■ Exercise requirements:
Write out the entries verbatim and leave the images out of the copy.

■ Records shown:
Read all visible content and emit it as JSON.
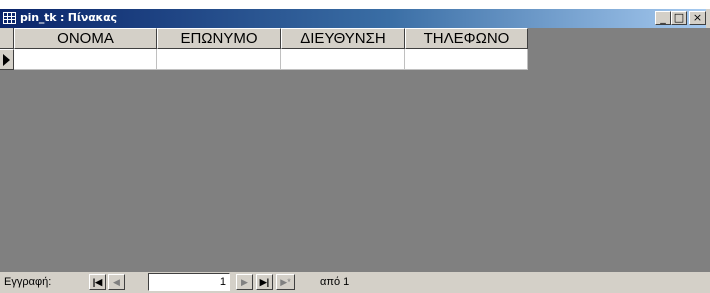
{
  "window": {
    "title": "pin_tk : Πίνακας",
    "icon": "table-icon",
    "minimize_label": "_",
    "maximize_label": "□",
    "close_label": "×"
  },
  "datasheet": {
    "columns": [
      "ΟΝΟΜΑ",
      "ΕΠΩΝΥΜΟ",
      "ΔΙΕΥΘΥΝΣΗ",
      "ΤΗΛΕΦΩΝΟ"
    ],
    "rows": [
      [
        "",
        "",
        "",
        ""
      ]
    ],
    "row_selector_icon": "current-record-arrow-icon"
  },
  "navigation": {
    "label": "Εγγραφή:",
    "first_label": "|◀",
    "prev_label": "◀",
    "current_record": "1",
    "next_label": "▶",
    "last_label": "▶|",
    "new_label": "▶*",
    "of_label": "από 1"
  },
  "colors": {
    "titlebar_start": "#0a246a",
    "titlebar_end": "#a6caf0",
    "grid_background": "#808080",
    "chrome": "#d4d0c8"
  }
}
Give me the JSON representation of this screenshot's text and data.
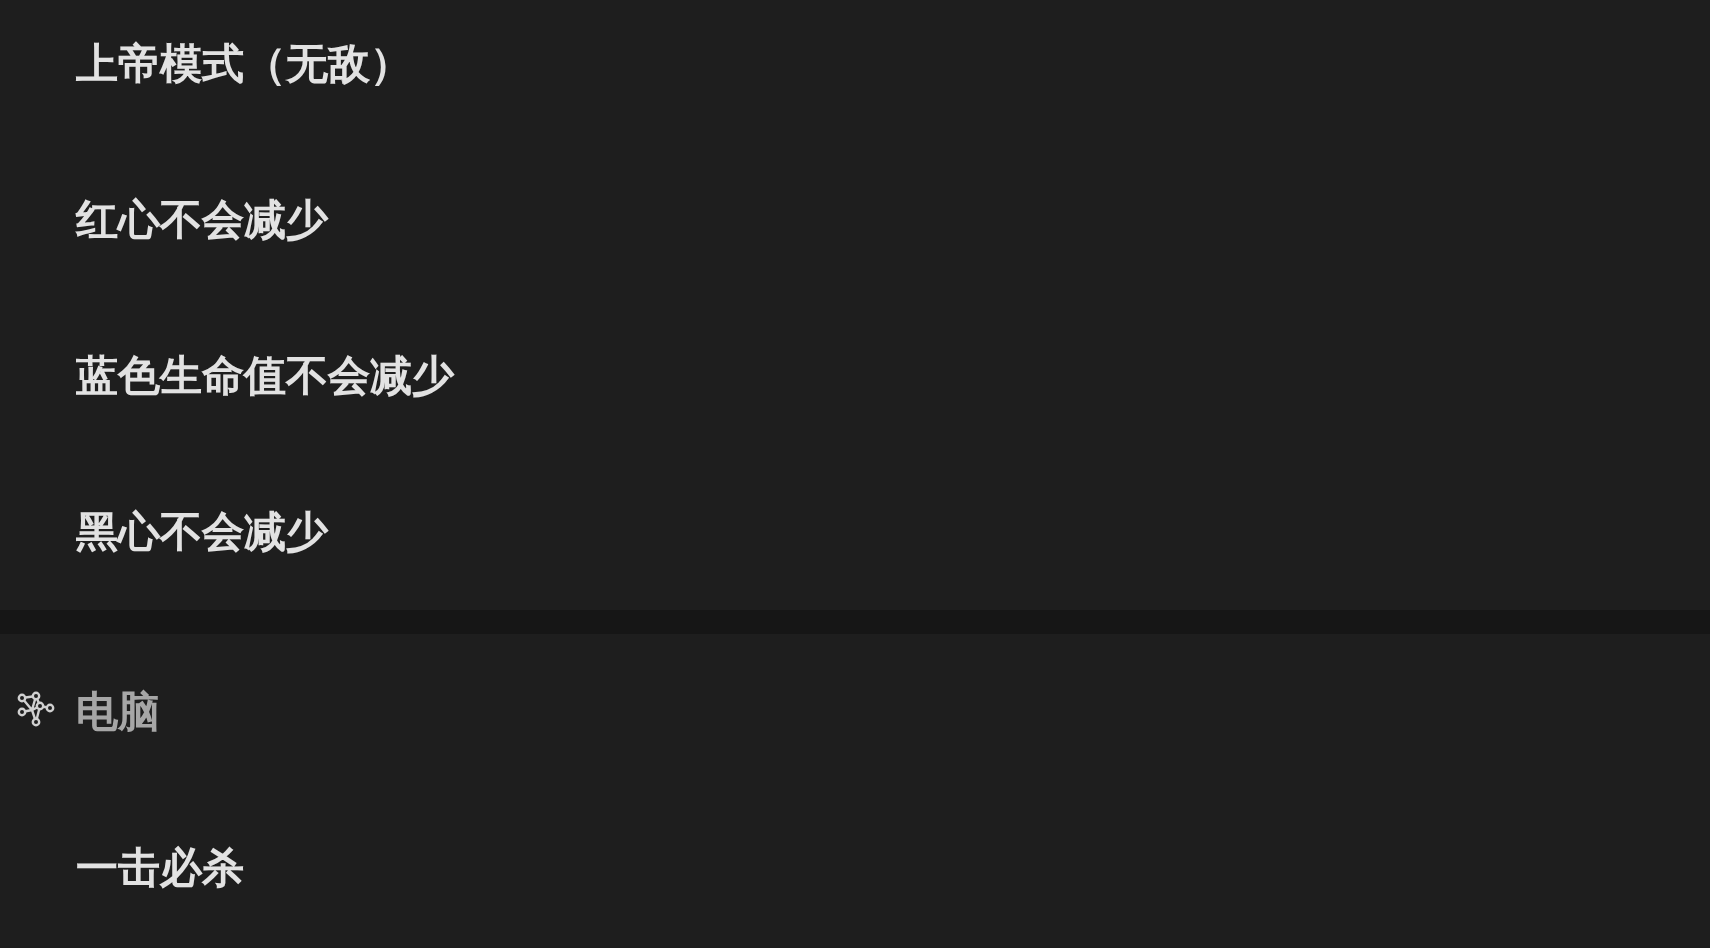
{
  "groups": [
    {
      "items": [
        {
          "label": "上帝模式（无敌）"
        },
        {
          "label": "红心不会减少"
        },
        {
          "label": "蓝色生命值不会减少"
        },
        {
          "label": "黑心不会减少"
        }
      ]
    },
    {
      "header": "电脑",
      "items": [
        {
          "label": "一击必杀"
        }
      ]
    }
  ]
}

■ The solution:
Read all visible content and emit it as JSON.
{
  "window": {
    "title": "pin_tk : Πίνακας",
    "icon": "table-icon",
    "minimize_label": "_",
    "maximize_label": "□",
    "close_label": "×"
  },
  "datasheet": {
    "columns": [
      "ΟΝΟΜΑ",
      "ΕΠΩΝΥΜΟ",
      "ΔΙΕΥΘΥΝΣΗ",
      "ΤΗΛΕΦΩΝΟ"
    ],
    "rows": [
      [
        "",
        "",
        "",
        ""
      ]
    ],
    "row_selector_icon": "current-record-arrow-icon"
  },
  "navigation": {
    "label": "Εγγραφή:",
    "first_label": "|◀",
    "prev_label": "◀",
    "current_record": "1",
    "next_label": "▶",
    "last_label": "▶|",
    "new_label": "▶*",
    "of_label": "από 1"
  },
  "colors": {
    "titlebar_start": "#0a246a",
    "titlebar_end": "#a6caf0",
    "grid_background": "#808080",
    "chrome": "#d4d0c8"
  }
}
Give me the JSON representation of this screenshot's text and data.
{
  "groups": [
    {
      "items": [
        {
          "label": "上帝模式（无敌）"
        },
        {
          "label": "红心不会减少"
        },
        {
          "label": "蓝色生命值不会减少"
        },
        {
          "label": "黑心不会减少"
        }
      ]
    },
    {
      "header": "电脑",
      "items": [
        {
          "label": "一击必杀"
        }
      ]
    }
  ]
}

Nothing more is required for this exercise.